§ What you have to do
Copy out every one of the following lines without changing anything.
··· Available data ···
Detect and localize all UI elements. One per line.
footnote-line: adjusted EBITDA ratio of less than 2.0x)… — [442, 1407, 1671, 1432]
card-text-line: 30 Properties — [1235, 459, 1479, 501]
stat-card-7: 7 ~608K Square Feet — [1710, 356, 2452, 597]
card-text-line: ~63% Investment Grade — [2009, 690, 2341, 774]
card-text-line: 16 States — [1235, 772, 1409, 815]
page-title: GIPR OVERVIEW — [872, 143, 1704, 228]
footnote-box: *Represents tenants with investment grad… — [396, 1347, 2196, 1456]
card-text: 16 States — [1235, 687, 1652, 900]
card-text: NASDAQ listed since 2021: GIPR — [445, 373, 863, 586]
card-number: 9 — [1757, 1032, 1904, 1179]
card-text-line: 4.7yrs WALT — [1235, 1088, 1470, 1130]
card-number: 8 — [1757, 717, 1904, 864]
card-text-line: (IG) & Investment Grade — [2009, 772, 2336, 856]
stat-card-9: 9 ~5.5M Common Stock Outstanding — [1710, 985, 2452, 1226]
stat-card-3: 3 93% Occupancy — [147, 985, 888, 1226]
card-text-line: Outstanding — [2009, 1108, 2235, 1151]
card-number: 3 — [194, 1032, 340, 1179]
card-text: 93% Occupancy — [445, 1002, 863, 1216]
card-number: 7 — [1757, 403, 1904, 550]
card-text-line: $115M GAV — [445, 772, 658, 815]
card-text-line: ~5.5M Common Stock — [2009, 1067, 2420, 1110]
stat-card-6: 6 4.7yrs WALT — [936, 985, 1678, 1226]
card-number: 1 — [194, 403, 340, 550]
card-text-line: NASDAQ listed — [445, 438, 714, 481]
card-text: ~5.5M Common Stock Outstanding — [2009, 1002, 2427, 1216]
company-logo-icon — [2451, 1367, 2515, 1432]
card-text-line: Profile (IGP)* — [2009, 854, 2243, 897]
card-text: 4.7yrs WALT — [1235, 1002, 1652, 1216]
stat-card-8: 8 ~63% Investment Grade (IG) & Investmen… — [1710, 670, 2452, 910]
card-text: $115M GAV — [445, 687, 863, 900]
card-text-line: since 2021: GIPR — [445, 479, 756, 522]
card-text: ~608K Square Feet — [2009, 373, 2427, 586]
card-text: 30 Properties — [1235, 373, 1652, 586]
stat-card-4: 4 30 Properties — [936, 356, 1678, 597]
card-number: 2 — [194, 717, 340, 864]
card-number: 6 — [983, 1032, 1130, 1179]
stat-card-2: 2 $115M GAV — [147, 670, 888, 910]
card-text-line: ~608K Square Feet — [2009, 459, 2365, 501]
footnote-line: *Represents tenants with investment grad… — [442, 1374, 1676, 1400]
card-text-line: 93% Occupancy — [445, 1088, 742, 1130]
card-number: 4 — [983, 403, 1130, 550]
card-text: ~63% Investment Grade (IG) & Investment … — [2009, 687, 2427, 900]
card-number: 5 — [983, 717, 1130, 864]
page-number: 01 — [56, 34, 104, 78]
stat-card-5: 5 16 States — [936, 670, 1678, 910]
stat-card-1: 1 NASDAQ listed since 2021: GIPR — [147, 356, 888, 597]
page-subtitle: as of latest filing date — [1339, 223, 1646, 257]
···
§ Output below
Detect and localize all UI elements. One per line.
footnote-line: adjusted EBITDA ratio of less than 2.0x)… — [442, 1407, 1671, 1432]
card-text-line: 30 Properties — [1235, 459, 1479, 501]
stat-card-7: 7 ~608K Square Feet — [1710, 356, 2452, 597]
card-text-line: ~63% Investment Grade — [2009, 690, 2341, 774]
card-text-line: 16 States — [1235, 772, 1409, 815]
page-title: GIPR OVERVIEW — [872, 143, 1704, 228]
footnote-box: *Represents tenants with investment grad… — [396, 1347, 2196, 1456]
card-text: 16 States — [1235, 687, 1652, 900]
card-text: NASDAQ listed since 2021: GIPR — [445, 373, 863, 586]
card-number: 9 — [1757, 1032, 1904, 1179]
card-text-line: 4.7yrs WALT — [1235, 1088, 1470, 1130]
card-number: 8 — [1757, 717, 1904, 864]
card-text-line: (IG) & Investment Grade — [2009, 772, 2336, 856]
stat-card-9: 9 ~5.5M Common Stock Outstanding — [1710, 985, 2452, 1226]
stat-card-3: 3 93% Occupancy — [147, 985, 888, 1226]
card-text-line: Outstanding — [2009, 1108, 2235, 1151]
card-number: 3 — [194, 1032, 340, 1179]
card-text: 93% Occupancy — [445, 1002, 863, 1216]
card-number: 7 — [1757, 403, 1904, 550]
card-text-line: $115M GAV — [445, 772, 658, 815]
card-text-line: ~5.5M Common Stock — [2009, 1067, 2420, 1110]
stat-card-6: 6 4.7yrs WALT — [936, 985, 1678, 1226]
card-number: 1 — [194, 403, 340, 550]
card-text-line: NASDAQ listed — [445, 438, 714, 481]
card-text: ~5.5M Common Stock Outstanding — [2009, 1002, 2427, 1216]
company-logo-icon — [2451, 1367, 2515, 1432]
card-text-line: Profile (IGP)* — [2009, 854, 2243, 897]
card-text: 4.7yrs WALT — [1235, 1002, 1652, 1216]
stat-card-8: 8 ~63% Investment Grade (IG) & Investmen… — [1710, 670, 2452, 910]
card-text: $115M GAV — [445, 687, 863, 900]
card-text-line: since 2021: GIPR — [445, 479, 756, 522]
card-text: ~608K Square Feet — [2009, 373, 2427, 586]
card-text: 30 Properties — [1235, 373, 1652, 586]
stat-card-4: 4 30 Properties — [936, 356, 1678, 597]
card-number: 2 — [194, 717, 340, 864]
card-number: 6 — [983, 1032, 1130, 1179]
stat-card-2: 2 $115M GAV — [147, 670, 888, 910]
card-text-line: ~608K Square Feet — [2009, 459, 2365, 501]
footnote-line: *Represents tenants with investment grad… — [442, 1374, 1676, 1400]
card-text-line: 93% Occupancy — [445, 1088, 742, 1130]
card-number: 4 — [983, 403, 1130, 550]
card-text: ~63% Investment Grade (IG) & Investment … — [2009, 687, 2427, 900]
card-number: 5 — [983, 717, 1130, 864]
page-number: 01 — [56, 34, 104, 78]
stat-card-5: 5 16 States — [936, 670, 1678, 910]
stat-card-1: 1 NASDAQ listed since 2021: GIPR — [147, 356, 888, 597]
page-subtitle: as of latest filing date — [1339, 223, 1646, 257]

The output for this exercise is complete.